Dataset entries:

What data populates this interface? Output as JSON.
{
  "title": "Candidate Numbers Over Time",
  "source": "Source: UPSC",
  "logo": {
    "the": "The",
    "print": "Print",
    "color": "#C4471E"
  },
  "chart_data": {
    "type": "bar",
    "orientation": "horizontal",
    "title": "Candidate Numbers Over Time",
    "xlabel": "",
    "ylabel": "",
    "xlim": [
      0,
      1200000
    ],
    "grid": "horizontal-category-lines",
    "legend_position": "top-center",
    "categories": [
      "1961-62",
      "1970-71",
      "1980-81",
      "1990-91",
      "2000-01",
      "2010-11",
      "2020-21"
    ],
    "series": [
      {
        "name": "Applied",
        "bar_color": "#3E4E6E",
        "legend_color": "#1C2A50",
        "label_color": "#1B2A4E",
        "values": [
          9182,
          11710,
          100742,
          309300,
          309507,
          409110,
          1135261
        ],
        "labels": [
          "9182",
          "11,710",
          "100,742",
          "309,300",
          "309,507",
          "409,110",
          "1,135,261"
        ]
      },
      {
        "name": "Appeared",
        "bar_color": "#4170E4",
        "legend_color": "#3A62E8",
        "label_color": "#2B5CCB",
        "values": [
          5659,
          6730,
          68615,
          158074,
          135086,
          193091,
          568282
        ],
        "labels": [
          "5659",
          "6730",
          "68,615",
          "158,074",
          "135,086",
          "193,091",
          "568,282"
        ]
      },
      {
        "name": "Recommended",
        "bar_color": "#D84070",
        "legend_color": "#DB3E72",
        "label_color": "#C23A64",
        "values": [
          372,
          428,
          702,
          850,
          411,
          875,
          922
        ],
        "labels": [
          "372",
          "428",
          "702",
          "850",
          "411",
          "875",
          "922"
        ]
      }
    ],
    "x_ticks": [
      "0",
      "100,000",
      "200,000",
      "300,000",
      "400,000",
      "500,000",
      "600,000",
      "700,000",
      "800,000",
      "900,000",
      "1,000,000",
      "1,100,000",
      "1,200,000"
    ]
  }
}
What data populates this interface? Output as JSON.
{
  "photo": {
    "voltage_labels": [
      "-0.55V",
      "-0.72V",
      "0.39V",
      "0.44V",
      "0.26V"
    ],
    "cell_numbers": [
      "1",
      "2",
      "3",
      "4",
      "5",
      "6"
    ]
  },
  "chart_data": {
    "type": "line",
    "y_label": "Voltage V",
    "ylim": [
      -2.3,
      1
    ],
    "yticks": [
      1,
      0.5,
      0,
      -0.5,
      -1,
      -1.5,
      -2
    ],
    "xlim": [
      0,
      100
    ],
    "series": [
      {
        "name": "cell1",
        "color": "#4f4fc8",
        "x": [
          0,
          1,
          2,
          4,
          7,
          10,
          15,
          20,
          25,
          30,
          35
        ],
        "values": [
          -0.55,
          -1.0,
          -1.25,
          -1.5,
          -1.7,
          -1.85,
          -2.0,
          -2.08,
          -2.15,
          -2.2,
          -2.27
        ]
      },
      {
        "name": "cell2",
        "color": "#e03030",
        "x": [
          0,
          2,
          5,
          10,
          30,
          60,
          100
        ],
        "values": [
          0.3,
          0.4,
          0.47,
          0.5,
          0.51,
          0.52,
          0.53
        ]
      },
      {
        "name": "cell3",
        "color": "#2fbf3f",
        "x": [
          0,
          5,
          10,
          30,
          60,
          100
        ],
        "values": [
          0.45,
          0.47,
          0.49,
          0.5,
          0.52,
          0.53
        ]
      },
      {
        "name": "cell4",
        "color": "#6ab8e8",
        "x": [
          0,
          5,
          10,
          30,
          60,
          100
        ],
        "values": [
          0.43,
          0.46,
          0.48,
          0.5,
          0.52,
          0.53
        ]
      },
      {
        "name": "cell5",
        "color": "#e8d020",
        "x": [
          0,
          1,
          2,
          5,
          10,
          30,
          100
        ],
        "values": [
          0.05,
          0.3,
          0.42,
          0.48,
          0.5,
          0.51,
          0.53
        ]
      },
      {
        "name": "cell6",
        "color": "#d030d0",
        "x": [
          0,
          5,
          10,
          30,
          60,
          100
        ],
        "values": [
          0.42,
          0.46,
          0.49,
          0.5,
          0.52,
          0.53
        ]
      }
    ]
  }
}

Aim – Gather all lines where the word "Time" appears.

Solution for this task –
  "title": "Candidate Numbers Over Time",
    "title": "Candidate Numbers Over Time",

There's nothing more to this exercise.